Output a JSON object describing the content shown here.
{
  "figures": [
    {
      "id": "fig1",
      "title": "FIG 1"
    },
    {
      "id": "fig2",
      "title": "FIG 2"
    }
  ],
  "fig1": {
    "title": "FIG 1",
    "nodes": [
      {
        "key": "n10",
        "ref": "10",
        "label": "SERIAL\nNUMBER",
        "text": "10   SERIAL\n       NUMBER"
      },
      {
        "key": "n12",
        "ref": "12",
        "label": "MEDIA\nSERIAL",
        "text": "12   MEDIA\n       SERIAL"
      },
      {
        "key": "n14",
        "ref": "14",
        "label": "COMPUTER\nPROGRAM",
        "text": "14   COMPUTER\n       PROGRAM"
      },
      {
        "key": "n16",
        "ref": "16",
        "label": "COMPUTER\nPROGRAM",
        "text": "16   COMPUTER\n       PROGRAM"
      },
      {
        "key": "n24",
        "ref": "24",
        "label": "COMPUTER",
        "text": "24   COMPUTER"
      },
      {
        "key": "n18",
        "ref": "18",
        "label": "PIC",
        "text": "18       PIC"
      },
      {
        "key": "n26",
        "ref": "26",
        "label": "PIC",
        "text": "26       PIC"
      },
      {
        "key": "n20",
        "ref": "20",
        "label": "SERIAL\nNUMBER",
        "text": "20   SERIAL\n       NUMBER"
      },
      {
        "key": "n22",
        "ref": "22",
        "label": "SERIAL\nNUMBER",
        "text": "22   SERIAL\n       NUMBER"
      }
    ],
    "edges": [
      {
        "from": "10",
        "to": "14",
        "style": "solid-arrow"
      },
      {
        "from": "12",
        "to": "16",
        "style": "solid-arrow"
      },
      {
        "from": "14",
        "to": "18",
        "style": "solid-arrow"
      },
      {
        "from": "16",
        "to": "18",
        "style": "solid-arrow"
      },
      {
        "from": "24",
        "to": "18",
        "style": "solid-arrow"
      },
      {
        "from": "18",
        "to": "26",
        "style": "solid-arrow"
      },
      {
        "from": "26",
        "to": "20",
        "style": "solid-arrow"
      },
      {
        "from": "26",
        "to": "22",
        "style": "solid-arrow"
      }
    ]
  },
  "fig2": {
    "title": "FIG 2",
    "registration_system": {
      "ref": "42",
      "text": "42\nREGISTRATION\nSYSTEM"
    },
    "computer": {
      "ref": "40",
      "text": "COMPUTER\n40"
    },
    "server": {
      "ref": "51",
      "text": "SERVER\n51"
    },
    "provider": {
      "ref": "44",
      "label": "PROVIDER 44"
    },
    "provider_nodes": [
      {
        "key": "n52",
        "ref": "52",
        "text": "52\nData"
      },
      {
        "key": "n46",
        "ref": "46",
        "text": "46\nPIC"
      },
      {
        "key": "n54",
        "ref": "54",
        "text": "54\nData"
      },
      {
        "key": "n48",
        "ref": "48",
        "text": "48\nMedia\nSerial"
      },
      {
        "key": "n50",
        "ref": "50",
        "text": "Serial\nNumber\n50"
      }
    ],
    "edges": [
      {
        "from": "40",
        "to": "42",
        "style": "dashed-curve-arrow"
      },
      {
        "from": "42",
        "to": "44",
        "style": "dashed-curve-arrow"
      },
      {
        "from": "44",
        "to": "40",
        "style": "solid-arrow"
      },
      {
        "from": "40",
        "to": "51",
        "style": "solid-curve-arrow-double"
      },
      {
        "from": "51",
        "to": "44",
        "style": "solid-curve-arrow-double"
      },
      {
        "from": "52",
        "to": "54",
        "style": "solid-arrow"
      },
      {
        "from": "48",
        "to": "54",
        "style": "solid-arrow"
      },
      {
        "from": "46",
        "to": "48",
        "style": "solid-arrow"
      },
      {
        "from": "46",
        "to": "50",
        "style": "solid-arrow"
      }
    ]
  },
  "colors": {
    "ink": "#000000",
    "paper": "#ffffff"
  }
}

Exercise task:
Give the data again, exactly as it stands.

Answer to this problem:
Output a JSON object describing the content shown here.
{
  "figures": [
    {
      "id": "fig1",
      "title": "FIG 1"
    },
    {
      "id": "fig2",
      "title": "FIG 2"
    }
  ],
  "fig1": {
    "title": "FIG 1",
    "nodes": [
      {
        "key": "n10",
        "ref": "10",
        "label": "SERIAL\nNUMBER",
        "text": "10   SERIAL\n       NUMBER"
      },
      {
        "key": "n12",
        "ref": "12",
        "label": "MEDIA\nSERIAL",
        "text": "12   MEDIA\n       SERIAL"
      },
      {
        "key": "n14",
        "ref": "14",
        "label": "COMPUTER\nPROGRAM",
        "text": "14   COMPUTER\n       PROGRAM"
      },
      {
        "key": "n16",
        "ref": "16",
        "label": "COMPUTER\nPROGRAM",
        "text": "16   COMPUTER\n       PROGRAM"
      },
      {
        "key": "n24",
        "ref": "24",
        "label": "COMPUTER",
        "text": "24   COMPUTER"
      },
      {
        "key": "n18",
        "ref": "18",
        "label": "PIC",
        "text": "18       PIC"
      },
      {
        "key": "n26",
        "ref": "26",
        "label": "PIC",
        "text": "26       PIC"
      },
      {
        "key": "n20",
        "ref": "20",
        "label": "SERIAL\nNUMBER",
        "text": "20   SERIAL\n       NUMBER"
      },
      {
        "key": "n22",
        "ref": "22",
        "label": "SERIAL\nNUMBER",
        "text": "22   SERIAL\n       NUMBER"
      }
    ],
    "edges": [
      {
        "from": "10",
        "to": "14",
        "style": "solid-arrow"
      },
      {
        "from": "12",
        "to": "16",
        "style": "solid-arrow"
      },
      {
        "from": "14",
        "to": "18",
        "style": "solid-arrow"
      },
      {
        "from": "16",
        "to": "18",
        "style": "solid-arrow"
      },
      {
        "from": "24",
        "to": "18",
        "style": "solid-arrow"
      },
      {
        "from": "18",
        "to": "26",
        "style": "solid-arrow"
      },
      {
        "from": "26",
        "to": "20",
        "style": "solid-arrow"
      },
      {
        "from": "26",
        "to": "22",
        "style": "solid-arrow"
      }
    ]
  },
  "fig2": {
    "title": "FIG 2",
    "registration_system": {
      "ref": "42",
      "text": "42\nREGISTRATION\nSYSTEM"
    },
    "computer": {
      "ref": "40",
      "text": "COMPUTER\n40"
    },
    "server": {
      "ref": "51",
      "text": "SERVER\n51"
    },
    "provider": {
      "ref": "44",
      "label": "PROVIDER 44"
    },
    "provider_nodes": [
      {
        "key": "n52",
        "ref": "52",
        "text": "52\nData"
      },
      {
        "key": "n46",
        "ref": "46",
        "text": "46\nPIC"
      },
      {
        "key": "n54",
        "ref": "54",
        "text": "54\nData"
      },
      {
        "key": "n48",
        "ref": "48",
        "text": "48\nMedia\nSerial"
      },
      {
        "key": "n50",
        "ref": "50",
        "text": "Serial\nNumber\n50"
      }
    ],
    "edges": [
      {
        "from": "40",
        "to": "42",
        "style": "dashed-curve-arrow"
      },
      {
        "from": "42",
        "to": "44",
        "style": "dashed-curve-arrow"
      },
      {
        "from": "44",
        "to": "40",
        "style": "solid-arrow"
      },
      {
        "from": "40",
        "to": "51",
        "style": "solid-curve-arrow-double"
      },
      {
        "from": "51",
        "to": "44",
        "style": "solid-curve-arrow-double"
      },
      {
        "from": "52",
        "to": "54",
        "style": "solid-arrow"
      },
      {
        "from": "48",
        "to": "54",
        "style": "solid-arrow"
      },
      {
        "from": "46",
        "to": "48",
        "style": "solid-arrow"
      },
      {
        "from": "46",
        "to": "50",
        "style": "solid-arrow"
      }
    ]
  },
  "colors": {
    "ink": "#000000",
    "paper": "#ffffff"
  }
}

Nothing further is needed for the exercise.